Recorded information ->

------------------------------------------------------------------------

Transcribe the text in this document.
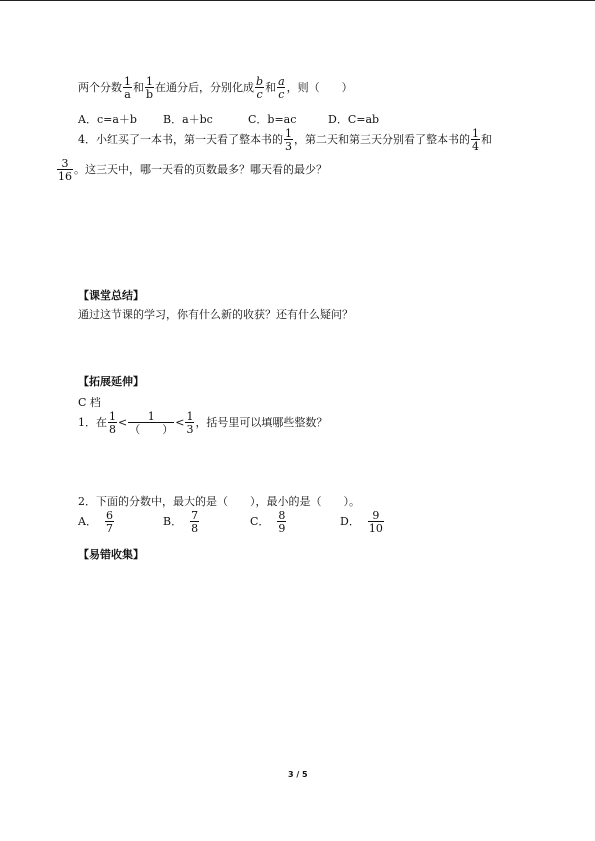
两个分数 $\frac{1}{a}$ 和 $\frac{1}{b}$ 在通分后，分别化成 $\frac{b}{c}$ 和 $\frac{a}{c}$ ，则（　　）
A．c=a＋b B．a＋bc	C．b=ac	D．C=ab
4．小红买了一本书，第一天看了整本书的 $\frac{1}{3}$ ，第二天和第三天分别看了整本书的 $\frac{1}{4}$ 和
$\frac{3}{16}$ 。这三天中，哪一天看的页数最多？哪天看的最少？
【课堂总结】
通过这节课的学习，你有什么新的收获？还有什么疑问？
【拓展延伸】
C 档
1．在 $\frac{1}{8} < \frac{1}{( )} < \frac{1}{3}$ ，括号里可以填哪些整数？
2．下面的分数中，最大的是（　　），最小的是（　　）。
A． $\frac{6}{7}$	B． $\frac{7}{8}$	C． $\frac{8}{9}$	D． $\frac{9}{10}$
【易错收集】
3 / 5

------------------------------------------------------------------------

Task prompt ->
Write out again every line above exactly as given; the pictures do not belong in the copy.

Correct answer ->
Transcribe the text in this document.
两个分数 $\frac{1}{a}$ 和 $\frac{1}{b}$ 在通分后，分别化成 $\frac{b}{c}$ 和 $\frac{a}{c}$ ，则（　　）
A．c=a＋b B．a＋bc	C．b=ac	D．C=ab
4．小红买了一本书，第一天看了整本书的 $\frac{1}{3}$ ，第二天和第三天分别看了整本书的 $\frac{1}{4}$ 和
$\frac{3}{16}$ 。这三天中，哪一天看的页数最多？哪天看的最少？
【课堂总结】
通过这节课的学习，你有什么新的收获？还有什么疑问？
【拓展延伸】
C 档
1．在 $\frac{1}{8} < \frac{1}{( )} < \frac{1}{3}$ ，括号里可以填哪些整数？
2．下面的分数中，最大的是（　　），最小的是（　　）。
A． $\frac{6}{7}$	B． $\frac{7}{8}$	C． $\frac{8}{9}$	D． $\frac{9}{10}$
【易错收集】
3 / 5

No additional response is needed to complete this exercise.